## Exercise
Return the listing below in full, with every line exactly as it is.

## The input
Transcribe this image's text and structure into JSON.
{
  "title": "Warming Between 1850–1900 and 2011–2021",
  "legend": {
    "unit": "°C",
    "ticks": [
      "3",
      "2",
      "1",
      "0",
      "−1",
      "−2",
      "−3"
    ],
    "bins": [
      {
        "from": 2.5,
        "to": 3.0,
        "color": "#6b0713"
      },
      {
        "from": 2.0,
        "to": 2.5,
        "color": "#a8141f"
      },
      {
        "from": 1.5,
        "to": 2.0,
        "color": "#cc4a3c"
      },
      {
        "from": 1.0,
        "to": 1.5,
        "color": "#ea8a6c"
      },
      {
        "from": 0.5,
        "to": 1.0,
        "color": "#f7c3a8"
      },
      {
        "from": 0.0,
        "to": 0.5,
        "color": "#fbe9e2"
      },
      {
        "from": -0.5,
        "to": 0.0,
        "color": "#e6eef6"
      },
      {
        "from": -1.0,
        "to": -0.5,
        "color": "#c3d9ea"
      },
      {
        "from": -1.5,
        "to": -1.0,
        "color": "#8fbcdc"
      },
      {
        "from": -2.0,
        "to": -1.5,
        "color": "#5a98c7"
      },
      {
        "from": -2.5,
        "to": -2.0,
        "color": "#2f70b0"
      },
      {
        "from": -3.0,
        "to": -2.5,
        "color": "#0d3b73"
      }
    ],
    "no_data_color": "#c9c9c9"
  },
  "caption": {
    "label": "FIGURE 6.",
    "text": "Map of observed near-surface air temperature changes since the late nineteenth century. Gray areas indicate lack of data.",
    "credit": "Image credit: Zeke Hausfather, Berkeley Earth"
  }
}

## Output of the task
Transcribe this image's text and structure into JSON.
{
  "title": "Warming Between 1850–1900 and 2011–2021",
  "legend": {
    "unit": "°C",
    "ticks": [
      "3",
      "2",
      "1",
      "0",
      "−1",
      "−2",
      "−3"
    ],
    "bins": [
      {
        "from": 2.5,
        "to": 3.0,
        "color": "#6b0713"
      },
      {
        "from": 2.0,
        "to": 2.5,
        "color": "#a8141f"
      },
      {
        "from": 1.5,
        "to": 2.0,
        "color": "#cc4a3c"
      },
      {
        "from": 1.0,
        "to": 1.5,
        "color": "#ea8a6c"
      },
      {
        "from": 0.5,
        "to": 1.0,
        "color": "#f7c3a8"
      },
      {
        "from": 0.0,
        "to": 0.5,
        "color": "#fbe9e2"
      },
      {
        "from": -0.5,
        "to": 0.0,
        "color": "#e6eef6"
      },
      {
        "from": -1.0,
        "to": -0.5,
        "color": "#c3d9ea"
      },
      {
        "from": -1.5,
        "to": -1.0,
        "color": "#8fbcdc"
      },
      {
        "from": -2.0,
        "to": -1.5,
        "color": "#5a98c7"
      },
      {
        "from": -2.5,
        "to": -2.0,
        "color": "#2f70b0"
      },
      {
        "from": -3.0,
        "to": -2.5,
        "color": "#0d3b73"
      }
    ],
    "no_data_color": "#c9c9c9"
  },
  "caption": {
    "label": "FIGURE 6.",
    "text": "Map of observed near-surface air temperature changes since the late nineteenth century. Gray areas indicate lack of data.",
    "credit": "Image credit: Zeke Hausfather, Berkeley Earth"
  }
}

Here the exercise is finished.